PROVIDED RECORDS
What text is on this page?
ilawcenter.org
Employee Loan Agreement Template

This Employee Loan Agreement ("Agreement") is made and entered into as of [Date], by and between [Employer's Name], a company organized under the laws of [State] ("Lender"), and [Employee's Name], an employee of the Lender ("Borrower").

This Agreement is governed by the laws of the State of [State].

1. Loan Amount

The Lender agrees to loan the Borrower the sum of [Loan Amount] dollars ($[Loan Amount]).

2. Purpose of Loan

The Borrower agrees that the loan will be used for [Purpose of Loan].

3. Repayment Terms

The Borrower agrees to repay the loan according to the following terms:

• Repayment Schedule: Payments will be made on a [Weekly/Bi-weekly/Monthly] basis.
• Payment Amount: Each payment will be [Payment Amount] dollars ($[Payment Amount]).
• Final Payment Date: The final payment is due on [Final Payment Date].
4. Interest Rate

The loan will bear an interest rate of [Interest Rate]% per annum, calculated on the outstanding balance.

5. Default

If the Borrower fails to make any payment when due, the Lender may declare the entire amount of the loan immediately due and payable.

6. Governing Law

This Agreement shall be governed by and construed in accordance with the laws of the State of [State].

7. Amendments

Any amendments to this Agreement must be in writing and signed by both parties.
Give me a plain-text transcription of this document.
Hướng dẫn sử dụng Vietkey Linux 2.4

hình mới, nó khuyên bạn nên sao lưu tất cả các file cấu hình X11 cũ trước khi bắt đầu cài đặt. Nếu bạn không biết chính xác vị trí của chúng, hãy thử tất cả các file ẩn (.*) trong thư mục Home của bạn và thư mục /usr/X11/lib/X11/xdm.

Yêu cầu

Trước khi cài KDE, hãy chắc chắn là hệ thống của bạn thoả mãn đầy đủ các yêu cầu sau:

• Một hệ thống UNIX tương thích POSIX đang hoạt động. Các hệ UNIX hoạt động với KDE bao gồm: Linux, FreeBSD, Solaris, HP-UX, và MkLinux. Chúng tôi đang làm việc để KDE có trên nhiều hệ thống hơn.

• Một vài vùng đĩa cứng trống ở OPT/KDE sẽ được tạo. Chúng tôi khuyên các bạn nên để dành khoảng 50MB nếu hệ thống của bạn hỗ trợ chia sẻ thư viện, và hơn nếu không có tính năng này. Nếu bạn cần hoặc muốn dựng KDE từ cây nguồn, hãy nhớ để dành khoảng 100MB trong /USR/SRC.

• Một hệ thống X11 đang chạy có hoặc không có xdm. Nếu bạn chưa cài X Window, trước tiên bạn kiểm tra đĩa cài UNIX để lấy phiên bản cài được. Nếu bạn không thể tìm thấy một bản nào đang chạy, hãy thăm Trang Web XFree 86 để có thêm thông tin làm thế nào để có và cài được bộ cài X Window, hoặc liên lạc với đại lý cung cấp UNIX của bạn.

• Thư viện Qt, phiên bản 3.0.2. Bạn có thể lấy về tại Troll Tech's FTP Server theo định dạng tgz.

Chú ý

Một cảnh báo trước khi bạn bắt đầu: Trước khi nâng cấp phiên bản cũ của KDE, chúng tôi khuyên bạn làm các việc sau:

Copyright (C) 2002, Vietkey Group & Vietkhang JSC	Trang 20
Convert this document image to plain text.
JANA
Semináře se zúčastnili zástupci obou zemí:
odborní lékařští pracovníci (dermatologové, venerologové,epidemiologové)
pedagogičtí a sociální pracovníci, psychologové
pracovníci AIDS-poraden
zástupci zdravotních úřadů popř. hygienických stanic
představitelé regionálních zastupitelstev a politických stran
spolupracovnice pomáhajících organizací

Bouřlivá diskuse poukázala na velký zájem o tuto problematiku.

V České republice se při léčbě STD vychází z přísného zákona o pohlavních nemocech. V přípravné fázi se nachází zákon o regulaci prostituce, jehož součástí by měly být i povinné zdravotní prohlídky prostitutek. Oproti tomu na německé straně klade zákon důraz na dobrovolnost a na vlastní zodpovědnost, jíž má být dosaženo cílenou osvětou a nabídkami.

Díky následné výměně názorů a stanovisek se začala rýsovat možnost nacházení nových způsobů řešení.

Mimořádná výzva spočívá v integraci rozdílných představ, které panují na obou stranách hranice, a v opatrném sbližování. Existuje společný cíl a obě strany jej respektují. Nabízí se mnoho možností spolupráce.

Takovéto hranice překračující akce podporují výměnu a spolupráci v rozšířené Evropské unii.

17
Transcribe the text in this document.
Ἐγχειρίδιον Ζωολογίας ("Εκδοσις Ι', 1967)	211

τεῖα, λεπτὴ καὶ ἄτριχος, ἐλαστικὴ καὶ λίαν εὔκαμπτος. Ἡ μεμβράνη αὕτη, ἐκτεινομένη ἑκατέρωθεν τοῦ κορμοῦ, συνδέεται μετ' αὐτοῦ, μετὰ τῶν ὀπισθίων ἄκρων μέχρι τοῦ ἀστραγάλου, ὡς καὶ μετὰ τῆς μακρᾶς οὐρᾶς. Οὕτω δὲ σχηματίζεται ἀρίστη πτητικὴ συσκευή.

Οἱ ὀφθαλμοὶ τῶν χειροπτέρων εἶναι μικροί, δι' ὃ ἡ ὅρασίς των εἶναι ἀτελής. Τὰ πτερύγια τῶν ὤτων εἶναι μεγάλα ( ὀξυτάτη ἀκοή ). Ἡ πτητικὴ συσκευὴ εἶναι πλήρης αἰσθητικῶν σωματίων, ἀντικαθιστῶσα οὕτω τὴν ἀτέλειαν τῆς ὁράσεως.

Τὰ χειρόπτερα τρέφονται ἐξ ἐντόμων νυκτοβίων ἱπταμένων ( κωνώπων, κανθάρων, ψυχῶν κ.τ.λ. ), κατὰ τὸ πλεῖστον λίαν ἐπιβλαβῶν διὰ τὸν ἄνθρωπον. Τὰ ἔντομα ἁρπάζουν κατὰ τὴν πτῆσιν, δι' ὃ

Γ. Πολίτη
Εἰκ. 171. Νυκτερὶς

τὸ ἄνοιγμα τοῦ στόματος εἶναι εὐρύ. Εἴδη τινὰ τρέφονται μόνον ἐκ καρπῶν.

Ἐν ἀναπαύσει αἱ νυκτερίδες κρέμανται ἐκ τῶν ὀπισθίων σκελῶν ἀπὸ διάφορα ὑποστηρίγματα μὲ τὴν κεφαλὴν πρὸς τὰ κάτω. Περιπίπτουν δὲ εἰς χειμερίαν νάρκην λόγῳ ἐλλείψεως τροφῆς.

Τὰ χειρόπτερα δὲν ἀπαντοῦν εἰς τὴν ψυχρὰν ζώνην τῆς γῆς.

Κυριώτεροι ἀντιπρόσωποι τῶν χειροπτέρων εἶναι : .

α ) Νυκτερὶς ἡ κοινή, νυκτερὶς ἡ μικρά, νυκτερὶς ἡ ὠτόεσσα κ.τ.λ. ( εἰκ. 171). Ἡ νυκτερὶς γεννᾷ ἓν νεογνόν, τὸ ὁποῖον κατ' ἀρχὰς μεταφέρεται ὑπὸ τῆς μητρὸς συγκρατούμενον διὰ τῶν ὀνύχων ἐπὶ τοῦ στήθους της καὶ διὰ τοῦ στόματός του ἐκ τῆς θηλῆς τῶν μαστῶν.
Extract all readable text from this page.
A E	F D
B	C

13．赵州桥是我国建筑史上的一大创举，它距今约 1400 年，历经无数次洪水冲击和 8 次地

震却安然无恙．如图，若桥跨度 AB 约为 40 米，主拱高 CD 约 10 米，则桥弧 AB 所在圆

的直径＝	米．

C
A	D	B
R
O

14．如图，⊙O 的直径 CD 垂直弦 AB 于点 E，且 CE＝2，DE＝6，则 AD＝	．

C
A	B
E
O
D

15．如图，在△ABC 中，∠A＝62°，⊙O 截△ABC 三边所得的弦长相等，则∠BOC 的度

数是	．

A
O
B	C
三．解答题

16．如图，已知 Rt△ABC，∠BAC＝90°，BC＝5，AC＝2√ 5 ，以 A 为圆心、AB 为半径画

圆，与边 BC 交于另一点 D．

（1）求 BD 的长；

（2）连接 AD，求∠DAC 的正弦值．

EXERCISE AIM
Take every line that includes the string "Purpose" and copy it.

EXERCISE SOLUTION
2. Purpose of Loan
The Borrower agrees that the loan will be used for [Purpose of Loan].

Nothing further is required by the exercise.